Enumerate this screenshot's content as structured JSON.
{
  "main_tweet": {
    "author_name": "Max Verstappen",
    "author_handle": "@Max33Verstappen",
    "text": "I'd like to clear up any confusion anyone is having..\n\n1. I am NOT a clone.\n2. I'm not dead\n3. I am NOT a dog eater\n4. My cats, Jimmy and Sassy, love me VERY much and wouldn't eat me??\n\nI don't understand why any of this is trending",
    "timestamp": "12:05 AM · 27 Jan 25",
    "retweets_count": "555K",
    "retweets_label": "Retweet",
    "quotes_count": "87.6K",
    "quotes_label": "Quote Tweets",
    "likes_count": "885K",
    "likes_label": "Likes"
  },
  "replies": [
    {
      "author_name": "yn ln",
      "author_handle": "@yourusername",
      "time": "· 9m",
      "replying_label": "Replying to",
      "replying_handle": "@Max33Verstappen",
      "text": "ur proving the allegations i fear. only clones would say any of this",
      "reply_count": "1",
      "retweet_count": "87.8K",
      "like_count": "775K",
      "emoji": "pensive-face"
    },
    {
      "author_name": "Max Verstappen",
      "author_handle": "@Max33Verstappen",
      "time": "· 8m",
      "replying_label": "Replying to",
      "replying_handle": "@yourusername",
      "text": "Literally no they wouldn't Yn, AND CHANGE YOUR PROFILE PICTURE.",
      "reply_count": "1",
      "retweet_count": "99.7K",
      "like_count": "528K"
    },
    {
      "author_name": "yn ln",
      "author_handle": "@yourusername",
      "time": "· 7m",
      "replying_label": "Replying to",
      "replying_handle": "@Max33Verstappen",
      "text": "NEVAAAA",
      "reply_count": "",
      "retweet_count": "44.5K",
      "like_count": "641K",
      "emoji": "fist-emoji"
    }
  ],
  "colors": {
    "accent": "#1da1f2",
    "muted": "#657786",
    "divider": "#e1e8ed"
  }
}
----------------
_PROBLEM:_
Repeat the records above exactly as they appear.

_RESULT OF THE TASK:_
Enumerate this screenshot's content as structured JSON.
{
  "main_tweet": {
    "author_name": "Max Verstappen",
    "author_handle": "@Max33Verstappen",
    "text": "I'd like to clear up any confusion anyone is having..\n\n1. I am NOT a clone.\n2. I'm not dead\n3. I am NOT a dog eater\n4. My cats, Jimmy and Sassy, love me VERY much and wouldn't eat me??\n\nI don't understand why any of this is trending",
    "timestamp": "12:05 AM · 27 Jan 25",
    "retweets_count": "555K",
    "retweets_label": "Retweet",
    "quotes_count": "87.6K",
    "quotes_label": "Quote Tweets",
    "likes_count": "885K",
    "likes_label": "Likes"
  },
  "replies": [
    {
      "author_name": "yn ln",
      "author_handle": "@yourusername",
      "time": "· 9m",
      "replying_label": "Replying to",
      "replying_handle": "@Max33Verstappen",
      "text": "ur proving the allegations i fear. only clones would say any of this",
      "reply_count": "1",
      "retweet_count": "87.8K",
      "like_count": "775K",
      "emoji": "pensive-face"
    },
    {
      "author_name": "Max Verstappen",
      "author_handle": "@Max33Verstappen",
      "time": "· 8m",
      "replying_label": "Replying to",
      "replying_handle": "@yourusername",
      "text": "Literally no they wouldn't Yn, AND CHANGE YOUR PROFILE PICTURE.",
      "reply_count": "1",
      "retweet_count": "99.7K",
      "like_count": "528K"
    },
    {
      "author_name": "yn ln",
      "author_handle": "@yourusername",
      "time": "· 7m",
      "replying_label": "Replying to",
      "replying_handle": "@Max33Verstappen",
      "text": "NEVAAAA",
      "reply_count": "",
      "retweet_count": "44.5K",
      "like_count": "641K",
      "emoji": "fist-emoji"
    }
  ],
  "colors": {
    "accent": "#1da1f2",
    "muted": "#657786",
    "divider": "#e1e8ed"
  }
}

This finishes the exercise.